** begin AVAILABLE RECORDS **

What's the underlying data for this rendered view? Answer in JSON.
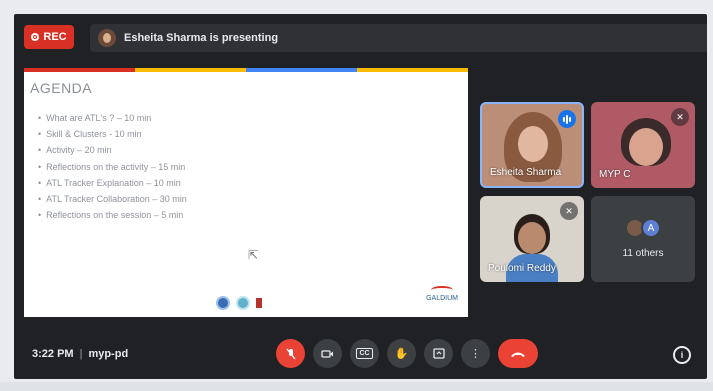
{
  "recording": {
    "label": "REC"
  },
  "presenter_banner": {
    "text": "Esheita Sharma is presenting"
  },
  "slide": {
    "title": "AGENDA",
    "items": [
      "What are ATL's ? – 10 min",
      "Skill & Clusters - 10 min",
      "Activity – 20 min",
      "Reflections on the activity – 15 min",
      "ATL Tracker Explanation – 10 min",
      "ATL Tracker Collaboration – 30 min",
      "Reflections on the session – 5 min"
    ],
    "logo_galdium": "GALDIUM",
    "stripe_colors": [
      "#d93025",
      "#fbbc04",
      "#4285f4",
      "#fbbc04"
    ]
  },
  "participants": [
    {
      "name": "Esheita Sharma",
      "status": "speaking"
    },
    {
      "name": "MYP C",
      "status": "muted"
    },
    {
      "name": "Poulomi Reddy",
      "status": "muted"
    }
  ],
  "others": {
    "avatar_letter": "A",
    "label": "11 others"
  },
  "bottom_bar": {
    "time": "3:22 PM",
    "separator": "|",
    "meeting_code": "myp-pd",
    "controls": [
      "mic-off",
      "camera",
      "captions",
      "raise-hand",
      "present",
      "more",
      "hang-up"
    ],
    "captions_label": "CC"
  },
  "colors": {
    "background": "#202124",
    "accent_red": "#ea4335",
    "speaking_blue": "#1a73e8"
  }
}
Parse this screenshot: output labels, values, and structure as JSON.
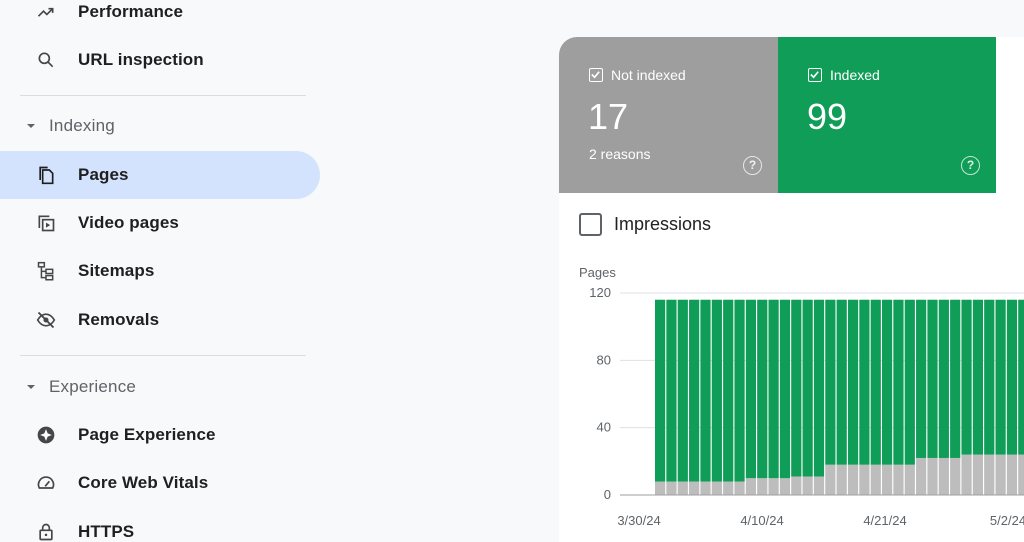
{
  "sidebar": {
    "items": [
      {
        "label": "Performance",
        "icon": "trending-up-icon"
      },
      {
        "label": "URL inspection",
        "icon": "search-icon"
      }
    ],
    "sections": [
      {
        "label": "Indexing",
        "items": [
          {
            "label": "Pages",
            "icon": "pages-icon",
            "active": true
          },
          {
            "label": "Video pages",
            "icon": "video-pages-icon"
          },
          {
            "label": "Sitemaps",
            "icon": "sitemap-icon"
          },
          {
            "label": "Removals",
            "icon": "eye-off-icon"
          }
        ]
      },
      {
        "label": "Experience",
        "items": [
          {
            "label": "Page Experience",
            "icon": "page-experience-icon"
          },
          {
            "label": "Core Web Vitals",
            "icon": "speedometer-icon"
          },
          {
            "label": "HTTPS",
            "icon": "lock-icon"
          }
        ]
      }
    ]
  },
  "cards": {
    "not_indexed": {
      "title": "Not indexed",
      "value": "17",
      "sub": "2 reasons",
      "color": "#9e9e9e",
      "help": "?"
    },
    "indexed": {
      "title": "Indexed",
      "value": "99",
      "color": "#0f9d58",
      "help": "?"
    }
  },
  "impressions": {
    "label": "Impressions",
    "checked": false
  },
  "chart_data": {
    "type": "bar",
    "stacked": true,
    "ylabel": "Pages",
    "ylim": [
      0,
      120
    ],
    "yticks": [
      "120",
      "80",
      "40",
      "0"
    ],
    "xtick_labels": [
      "3/30/24",
      "4/10/24",
      "4/21/24",
      "5/2/24"
    ],
    "grid": true,
    "series": [
      {
        "name": "Not indexed",
        "color": "#bdbdbd",
        "values": [
          0,
          0,
          0,
          0,
          0,
          8,
          8,
          8,
          8,
          8,
          8,
          8,
          8,
          10,
          10,
          10,
          10,
          11,
          11,
          11,
          18,
          18,
          18,
          18,
          18,
          18,
          18,
          18,
          22,
          22,
          22,
          22,
          24,
          24,
          24,
          24,
          24,
          24,
          24,
          24,
          24,
          24,
          24,
          24
        ]
      },
      {
        "name": "Indexed",
        "color": "#0f9d58",
        "values": [
          0,
          0,
          0,
          0,
          0,
          108,
          108,
          108,
          108,
          108,
          108,
          108,
          108,
          106,
          106,
          106,
          106,
          105,
          105,
          105,
          98,
          98,
          98,
          98,
          98,
          98,
          98,
          98,
          94,
          94,
          94,
          94,
          92,
          92,
          92,
          92,
          92,
          92,
          92,
          92,
          92,
          92,
          92,
          92
        ]
      }
    ]
  }
}
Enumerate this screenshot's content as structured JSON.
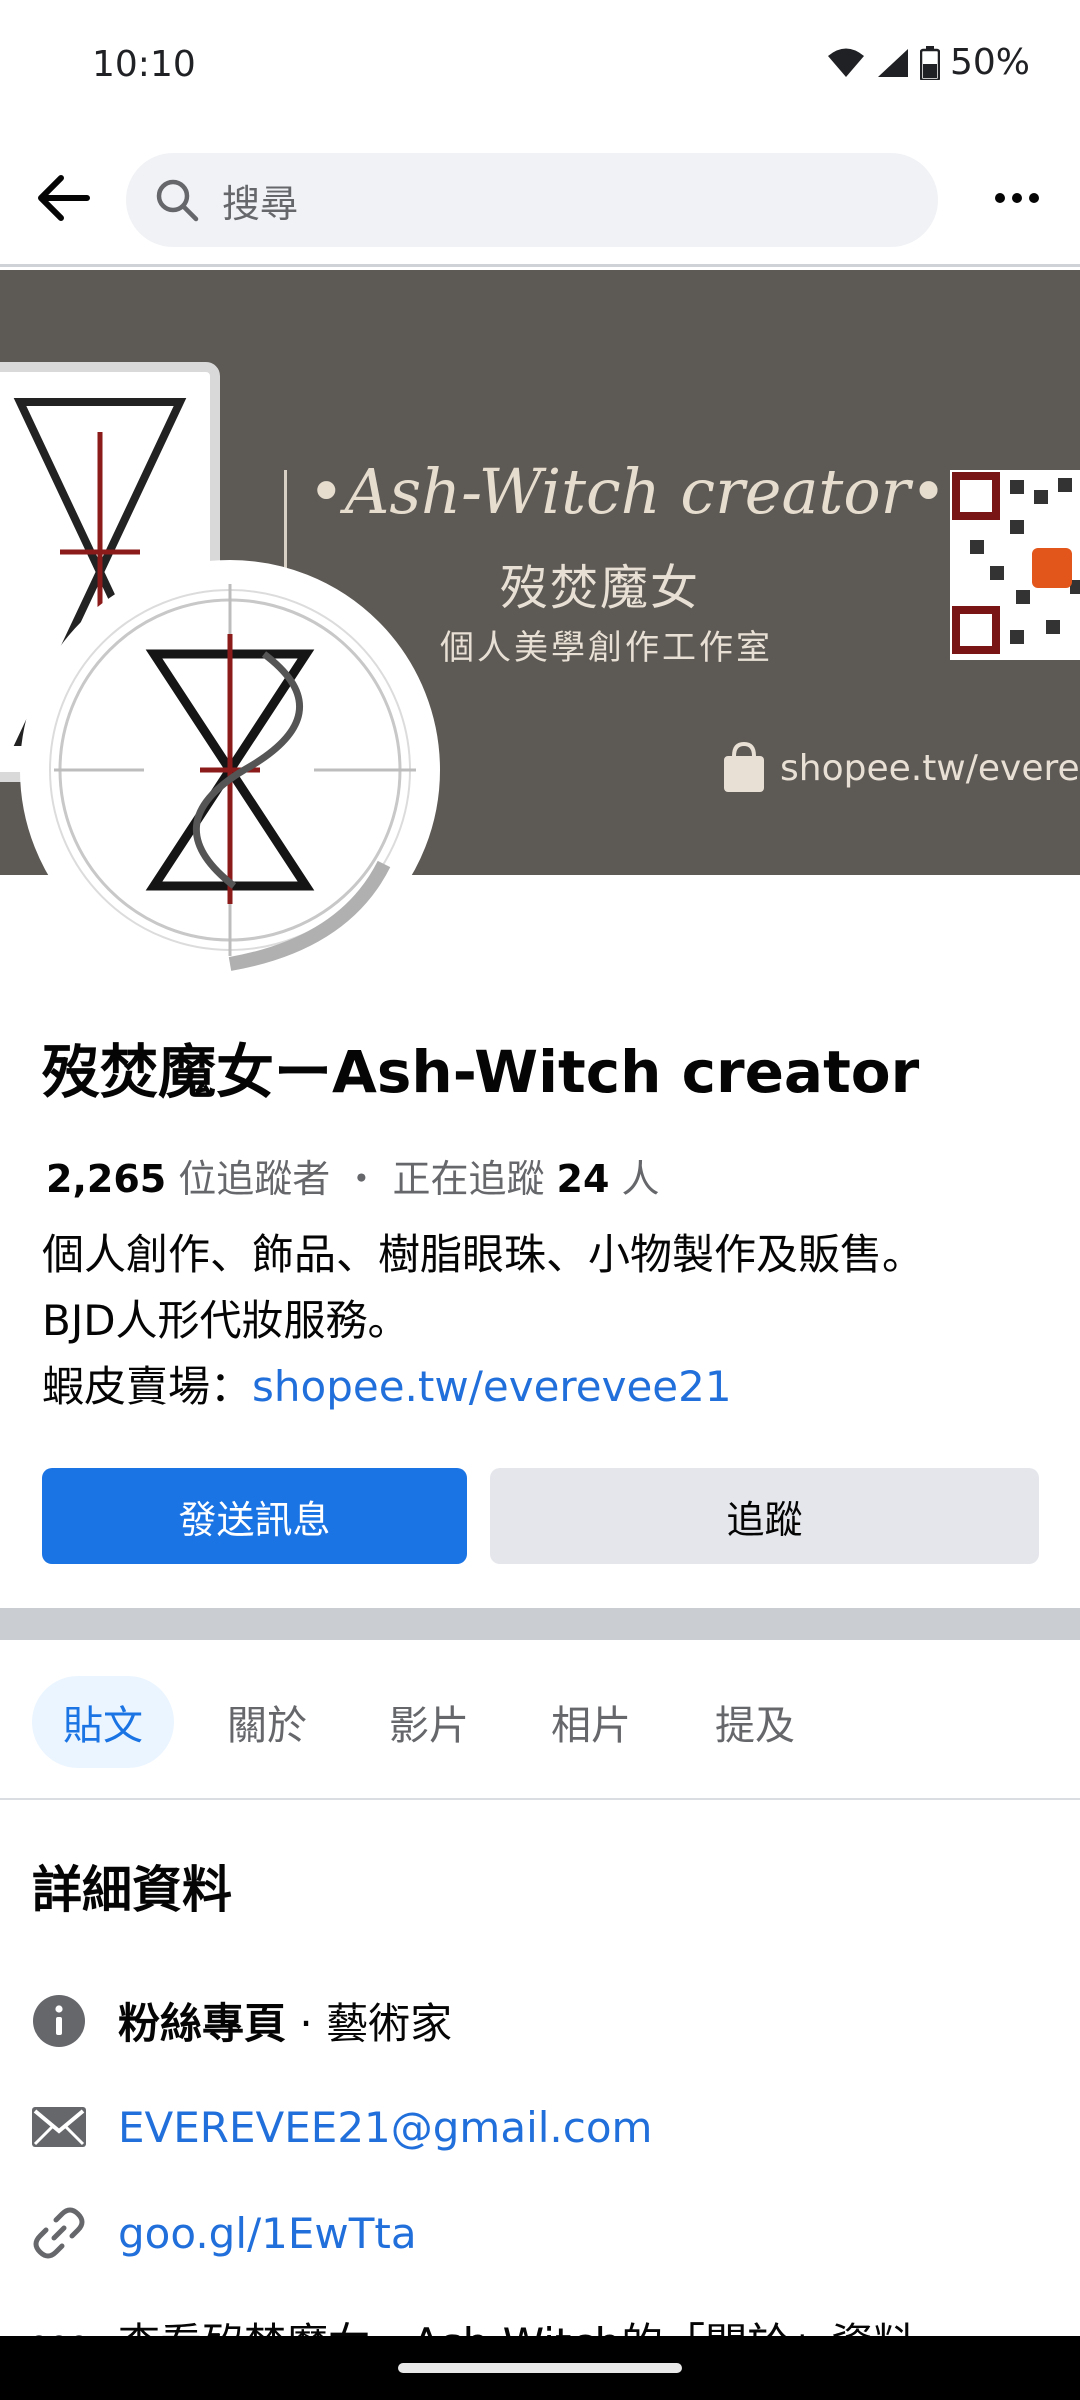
{
  "status_bar": {
    "time": "10:10",
    "battery": "50%"
  },
  "search": {
    "placeholder": "搜尋"
  },
  "cover": {
    "title": "•Ash-Witch creator•",
    "subtitle": "歿焚魔女",
    "tagline": "個人美學創作工作室",
    "shop_url": "shopee.tw/evereve"
  },
  "profile": {
    "name": "歿焚魔女ーAsh-Witch creator",
    "followers_count": "2,265",
    "followers_label": " 位追蹤者 ・ 正在追蹤 ",
    "following_count": "24",
    "following_suffix": " 人",
    "bio_line1": "個人創作、飾品、樹脂眼珠、小物製作及販售。",
    "bio_line2": "BJD人形代妝服務。",
    "bio_line3_prefix": "蝦皮賣場：",
    "bio_line3_link": "shopee.tw/everevee21"
  },
  "actions": {
    "message": "發送訊息",
    "follow": "追蹤"
  },
  "tabs": [
    "貼文",
    "關於",
    "影片",
    "相片",
    "提及"
  ],
  "details": {
    "title": "詳細資料",
    "category_bold": "粉絲專頁",
    "category_rest": " · 藝術家",
    "email": "EVEREVEE21@gmail.com",
    "website": "goo.gl/1EwTta",
    "more": "查看歿焚魔女ーAsh-Witch的「關於」資料"
  },
  "colors": {
    "primary": "#1b74e4",
    "link": "#216fdb",
    "cover_bg": "#5d5955"
  }
}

** end AVAILABLE RECORDS **

**WHAT IS EXPECTED**
Read the entries and select each line where the word "icon" is found.

**EXERCISE SOLUTION**
        "icon": "trending-up-icon"
        "icon": "search-icon"
            "icon": "pages-icon",
            "icon": "video-pages-icon"
            "icon": "sitemap-icon"
            "icon": "eye-off-icon"
            "icon": "page-experience-icon"
            "icon": "speedometer-icon"
            "icon": "lock-icon"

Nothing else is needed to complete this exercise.